Begin Rows

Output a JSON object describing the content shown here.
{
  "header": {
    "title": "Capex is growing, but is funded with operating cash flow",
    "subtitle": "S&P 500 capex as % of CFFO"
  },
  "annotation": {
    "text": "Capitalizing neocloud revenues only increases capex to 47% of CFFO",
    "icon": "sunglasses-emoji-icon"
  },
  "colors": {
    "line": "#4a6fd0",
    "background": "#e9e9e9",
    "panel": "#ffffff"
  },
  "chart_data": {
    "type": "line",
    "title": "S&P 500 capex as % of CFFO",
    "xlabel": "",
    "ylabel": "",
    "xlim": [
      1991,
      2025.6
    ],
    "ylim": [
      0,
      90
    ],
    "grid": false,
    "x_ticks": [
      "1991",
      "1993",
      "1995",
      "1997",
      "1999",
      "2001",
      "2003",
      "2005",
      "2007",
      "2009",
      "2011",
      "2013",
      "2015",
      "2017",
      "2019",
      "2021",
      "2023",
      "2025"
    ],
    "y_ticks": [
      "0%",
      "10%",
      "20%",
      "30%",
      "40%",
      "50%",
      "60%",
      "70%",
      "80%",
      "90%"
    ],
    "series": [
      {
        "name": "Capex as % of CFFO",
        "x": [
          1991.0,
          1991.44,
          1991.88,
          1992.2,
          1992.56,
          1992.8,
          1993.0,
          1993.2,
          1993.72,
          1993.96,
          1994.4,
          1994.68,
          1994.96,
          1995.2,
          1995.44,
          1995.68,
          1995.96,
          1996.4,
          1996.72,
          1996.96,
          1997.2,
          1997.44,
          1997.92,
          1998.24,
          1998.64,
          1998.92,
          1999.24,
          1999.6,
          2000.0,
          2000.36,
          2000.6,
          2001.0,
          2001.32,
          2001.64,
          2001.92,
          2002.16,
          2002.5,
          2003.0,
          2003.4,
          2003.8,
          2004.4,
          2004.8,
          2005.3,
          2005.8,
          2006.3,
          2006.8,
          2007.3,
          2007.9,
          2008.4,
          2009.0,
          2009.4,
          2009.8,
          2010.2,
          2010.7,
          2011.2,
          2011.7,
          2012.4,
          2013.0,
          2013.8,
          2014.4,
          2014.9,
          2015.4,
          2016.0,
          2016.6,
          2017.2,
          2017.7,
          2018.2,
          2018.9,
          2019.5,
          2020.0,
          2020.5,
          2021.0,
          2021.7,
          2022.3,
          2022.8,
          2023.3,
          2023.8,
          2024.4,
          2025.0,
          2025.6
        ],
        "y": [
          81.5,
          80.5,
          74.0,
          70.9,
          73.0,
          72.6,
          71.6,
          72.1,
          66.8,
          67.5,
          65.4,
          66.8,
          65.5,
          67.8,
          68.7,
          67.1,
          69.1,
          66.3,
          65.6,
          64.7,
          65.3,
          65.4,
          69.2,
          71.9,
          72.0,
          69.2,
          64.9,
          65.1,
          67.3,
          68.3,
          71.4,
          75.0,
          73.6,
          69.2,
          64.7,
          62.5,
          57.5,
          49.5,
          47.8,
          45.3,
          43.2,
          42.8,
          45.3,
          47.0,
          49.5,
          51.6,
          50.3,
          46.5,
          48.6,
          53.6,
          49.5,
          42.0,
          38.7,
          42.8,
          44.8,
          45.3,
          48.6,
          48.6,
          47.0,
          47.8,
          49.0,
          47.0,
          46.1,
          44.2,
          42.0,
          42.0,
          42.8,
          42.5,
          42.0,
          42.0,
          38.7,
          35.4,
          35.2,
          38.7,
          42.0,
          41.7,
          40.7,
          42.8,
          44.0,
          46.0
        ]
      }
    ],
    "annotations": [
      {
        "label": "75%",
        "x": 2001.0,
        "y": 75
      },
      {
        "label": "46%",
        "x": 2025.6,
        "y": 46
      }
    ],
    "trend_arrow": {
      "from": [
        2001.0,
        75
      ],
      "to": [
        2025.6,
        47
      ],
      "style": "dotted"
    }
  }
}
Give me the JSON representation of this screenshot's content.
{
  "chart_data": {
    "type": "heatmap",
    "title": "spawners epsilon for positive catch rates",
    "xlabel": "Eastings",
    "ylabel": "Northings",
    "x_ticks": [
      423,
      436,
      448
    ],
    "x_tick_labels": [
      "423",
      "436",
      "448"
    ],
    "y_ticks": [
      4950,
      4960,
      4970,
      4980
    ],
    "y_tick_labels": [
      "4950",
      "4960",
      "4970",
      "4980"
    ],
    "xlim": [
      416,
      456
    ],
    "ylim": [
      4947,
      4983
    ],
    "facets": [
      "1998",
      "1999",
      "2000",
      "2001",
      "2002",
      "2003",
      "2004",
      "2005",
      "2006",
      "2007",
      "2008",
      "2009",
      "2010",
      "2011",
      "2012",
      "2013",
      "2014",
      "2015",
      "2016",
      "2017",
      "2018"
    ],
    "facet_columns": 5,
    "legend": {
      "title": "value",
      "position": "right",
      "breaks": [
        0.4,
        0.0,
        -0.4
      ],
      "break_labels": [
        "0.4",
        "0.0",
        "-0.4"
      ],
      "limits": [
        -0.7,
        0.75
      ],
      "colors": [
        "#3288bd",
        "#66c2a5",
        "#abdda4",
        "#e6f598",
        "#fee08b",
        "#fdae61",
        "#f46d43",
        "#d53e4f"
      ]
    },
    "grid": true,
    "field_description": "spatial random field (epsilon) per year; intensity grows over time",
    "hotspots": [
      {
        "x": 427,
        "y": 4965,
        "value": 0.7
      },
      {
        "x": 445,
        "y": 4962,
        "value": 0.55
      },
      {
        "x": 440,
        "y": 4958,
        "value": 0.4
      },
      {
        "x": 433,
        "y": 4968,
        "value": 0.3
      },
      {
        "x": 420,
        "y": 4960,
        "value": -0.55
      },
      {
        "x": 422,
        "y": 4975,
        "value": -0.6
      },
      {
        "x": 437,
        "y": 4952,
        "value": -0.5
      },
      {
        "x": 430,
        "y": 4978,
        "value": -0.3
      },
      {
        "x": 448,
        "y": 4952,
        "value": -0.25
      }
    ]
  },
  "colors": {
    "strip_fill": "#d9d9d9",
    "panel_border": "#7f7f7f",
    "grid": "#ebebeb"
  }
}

End Rows

#### [Exercise description]
Look through the records above and report how many lines hold the word "value", giving only the number.

#### [Task result]
10